> **Extrait fourni**:
Cette villa a aujourd’hui disparu. Sur son emplacement (au numéro 37 de la même rue, la numérotation ayant changé au fil du temps) s’élève aujourd’hui une haute école munichoise. De cette villa et de son parc ne restent qu’une plaque commémorative dont l’entretien laisse quelque peu à désirer.
Wagner prit possession des lieux le 15 octobre 1864.
Oliver Hilmes évoque l’installation du compositeur dans on ouvrage consacré à Cosima : « En octobre 1864, Richard Wagner quitte la maison Pellet, au bord du lac de Starnberg, et partit s’installer à Munich. Au numéro 21 de la Brienner Strasse, il aménagea dans une villa de maître mise à sa disposition par Louis II. Il vivait désormais juste à côté de la Königsplatz, [la Place Royale ]dans le quartier résidentiel le plus huppé de Munich, face à ce qu’on appelait le « Propylée » et à la Glyptothèque. La nouvelle demeure de Wagner n’était pas moins élégante que son environnement: ce palais urbain de deux étages, avec son avancée caractéristique en encorbellement, offrait beaucoup d’espace au nouveau maître des lieux, et le jardin aux allures de parc invitait, l’été, à sortir prendre l’ombre sous les vieux arbres.
Au centre de l’étage supérieur, se trouvait une grande salle destinée aux fêtes et aux réceptions; c’est là que se trouvait le piano Érard de Wagner. A droite, une porte donnait sur le sanctuaire du compositeur ce que l’on appelait la « chambre de l’Atlas ». Les rares élus autorisés à entrer dans cet espace de travail en étaient généralement subjugués.
Ce que Wagner avait créé ici tenait de la symphonie de lumières, de couleurs, de velours et de satin. Les murs étaient tendus de soie jaune de l’Atlas, les rideaux en soie rouge de la fenêtre baignaient la pièce d’une lumière chaude. Partout on trouvait des draperies, des roses artificielles, des décorations en tissus précieux, comme du damas et du satin, et au milieu de la salle un canapé de moiré fleuri. Ce débordement de luxe reflétait l’idée que Wagner se faisait de lui-même […] »
in Oliver Hilmes, Cosima Wagner, la maîtresse de la colline, Perrin, 2012.
Wagner fit venir sa « marchande de modes » viennoise, Bertha Goldwa et son équipe de décorateurs à Munich pour qu’elle décorât sa villa avec des soies, des damas, des satins et des dentelles. Wagner exigeait un niveau de confort digne d’un potentat oriental. Une des pièces principales fut d’ailleurs baptisée la « pièce de satin »: les murs étaient tendus de satin jaune, du satin rose couvrait les alcôves à chaque coin de la pièce, le plafond était entouré de ruchés gris-perle et de roses artificielles. Le sol était couvert de coûteux tapis de Smyrne.

> **Enregistrements de données**:
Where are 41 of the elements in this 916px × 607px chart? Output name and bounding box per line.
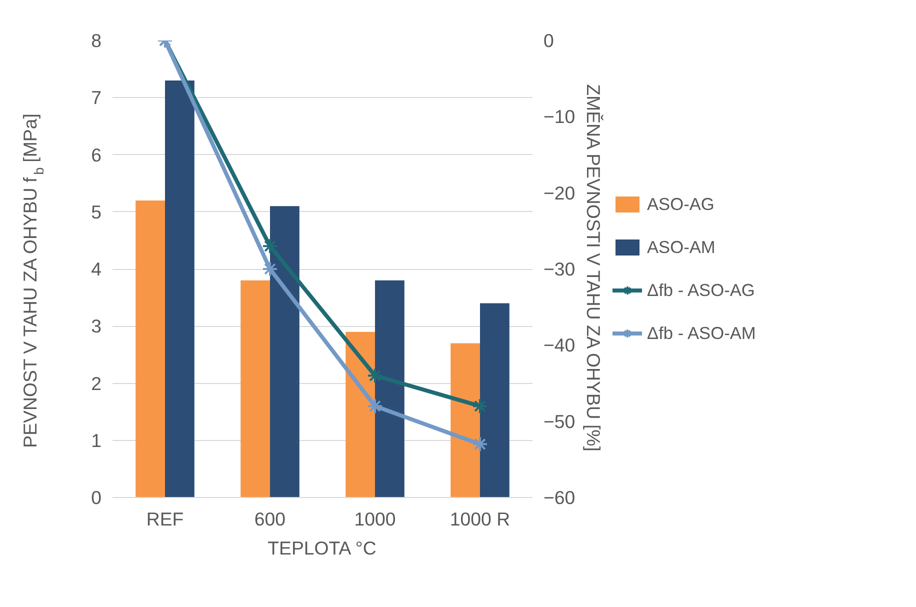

---

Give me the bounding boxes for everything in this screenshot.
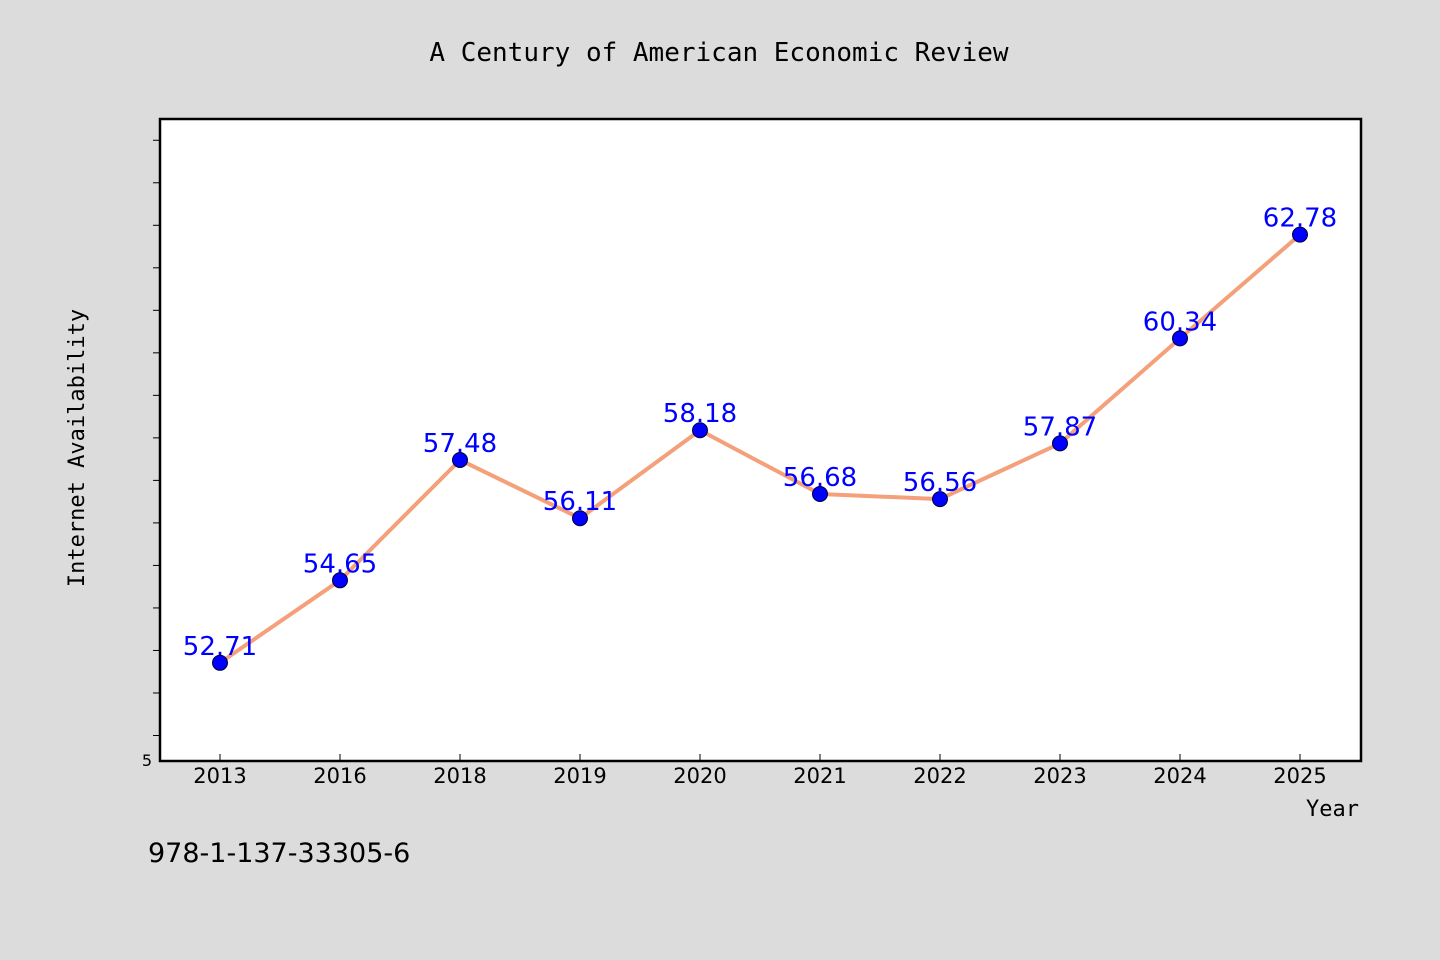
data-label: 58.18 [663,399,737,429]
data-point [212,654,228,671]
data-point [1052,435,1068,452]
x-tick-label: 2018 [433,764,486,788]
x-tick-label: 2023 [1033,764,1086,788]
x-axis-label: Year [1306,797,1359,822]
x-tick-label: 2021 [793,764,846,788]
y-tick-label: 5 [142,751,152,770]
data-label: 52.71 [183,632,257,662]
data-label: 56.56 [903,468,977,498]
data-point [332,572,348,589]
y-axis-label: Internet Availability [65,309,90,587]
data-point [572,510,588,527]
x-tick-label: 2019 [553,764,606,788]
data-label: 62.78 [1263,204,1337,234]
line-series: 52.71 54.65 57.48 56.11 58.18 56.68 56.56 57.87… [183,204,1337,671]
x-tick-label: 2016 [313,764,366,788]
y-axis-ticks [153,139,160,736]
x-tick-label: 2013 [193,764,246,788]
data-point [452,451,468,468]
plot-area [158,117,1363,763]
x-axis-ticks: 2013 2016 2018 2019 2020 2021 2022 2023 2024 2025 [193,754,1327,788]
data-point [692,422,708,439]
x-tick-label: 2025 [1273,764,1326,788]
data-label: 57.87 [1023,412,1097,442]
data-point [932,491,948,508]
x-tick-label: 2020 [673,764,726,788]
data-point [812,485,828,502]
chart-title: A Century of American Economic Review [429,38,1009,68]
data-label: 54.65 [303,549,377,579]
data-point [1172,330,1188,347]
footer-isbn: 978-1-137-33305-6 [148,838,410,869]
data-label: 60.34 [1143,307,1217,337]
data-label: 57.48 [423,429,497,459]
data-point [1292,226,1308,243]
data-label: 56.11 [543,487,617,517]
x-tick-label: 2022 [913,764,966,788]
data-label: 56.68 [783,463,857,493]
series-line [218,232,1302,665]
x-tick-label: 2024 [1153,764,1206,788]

> **Travail à faire**:
1. Indiquez si chacune des affirmations suivantes concorde avec l'extrait sur la villa de Wagner, en répondant par oui ou par non et en citant textuellement les mots qui tranchent : (a) Wagner s'installa dans la villa le 15 octobre 1864 ; (b) le piano Érard de Wagner se trouvait au rez-de-chaussée ; (c) la villa existe encore aujourd'hui.
2. Selon l'extrait sur la villa de Wagner, qu'est-ce qui couvrait le sol de la « pièce de satin » ?
3. Rédigez la suite de l'extrait sur la villa de Wagner à partir de sa dernière phrase.

> **Réponses aux consignes**:
1.
(a) Oui : « Wagner prit possession des lieux le 15 octobre 1864. »
(b) Non : « Au centre de l’étage supérieur, se trouvait une grande salle destinée aux fêtes et aux réceptions; c’est là que se trouvait le piano Érard de Wagner. »
(c) Non : « Cette villa a aujourd’hui disparu. »

2. De coûteux tapis de Smyrne.

3.
La facture de Bertha Goldwag pour les travaux munichois s´éleva à 10000 guldens, que dut payer le roi Louis II de Bavière, dont Wagner était l’invité. Ces débauches de luxe firent jaser les Munichois, ulcérés de ces magnificences qu’il leur semblait payer.
On surnomma Wagner le « Lolus » du Roi Louis II, allusion à la Lola du Roi Louis Ier, la fameuse danseuse Lola Montez que le grand-père de Louis II avait couverte de présents, publiquement entretenue et alla jusqu’à anoblir. Il y eut des émeutes, Louis Ier abdiqua. Louis II et ses conseillers craignant que la même situation se reproduise préférèrent conduire le compositeur vers l’exil.
Le voisinage
Voici la vue sur la Place Royale avec le Propylée et la Glyptothèque qu’avaient fait ériger Louis Ier, le grand-père du Roi Louis II, transformant Munich en Athènes du Nord. Richard, se promenant sous les noyers de son jardin ou des fenêtres de sa villa pouvait contempler ces merveilles. Il faut imaginer la villa de Wagner juste à l’avant-plan droit de l’image. la villa et le parc faisant l’angle de la Briennerstrasse et de la Luisenstrasse.
Le voisin immédiat de Richard Wagner était le Comte Friedrich von Schach (Adolf Friedrich Graf von Schack), un juriste et diplomate né à Schwerin en 1815 et qui travailla au service du Mecklembourg jusqu’en 1851, un poste qu’il remit alors pour se consacrer entièrement à ses intérêts littéraires. C’est le Roi Maximilien II de Bavière, un Roi ami des sciences et des lettres, qui l’invita à Munich en 1856. Ecrivain, poète, grand connaisseur de la littérature orientale et espagnole, le Comte von Schack, passionné de voyages, réunit aussi une importante collection d’oeuvres d’art dans les années 1860-1870. En 1864, la villa Schack de la Briennerstrasse côtoyait la villa de Wagner et le Comte abritait sa collection dans un pavillon de son jardin construit spécialement à cet usage.
Les deux hommes devinrent amis et se rendaient mutuellement visite. Feu Martin Gregor-Dellin précisait dans sa biographie de Wagner (Richard Wagner: Sein Leben. Sein Werk. Sein Jahrhundert, Piper Verlag) que Wagner et Schack s’entretenaient de littérature: ils conversaient de Calderón, d’August von Platen ou de Firdousi.
Le biographe de Wagner signale aussi l’intérêt que portait Wagner à la gravure de Bonaventura Genelli représentant Bacchus entouré des Muses, que possédait le Comte, et que Wagner connaissait par une aquarelle qu’il avait souvent vue chez son beau-frère, Friedrich Brockhaus.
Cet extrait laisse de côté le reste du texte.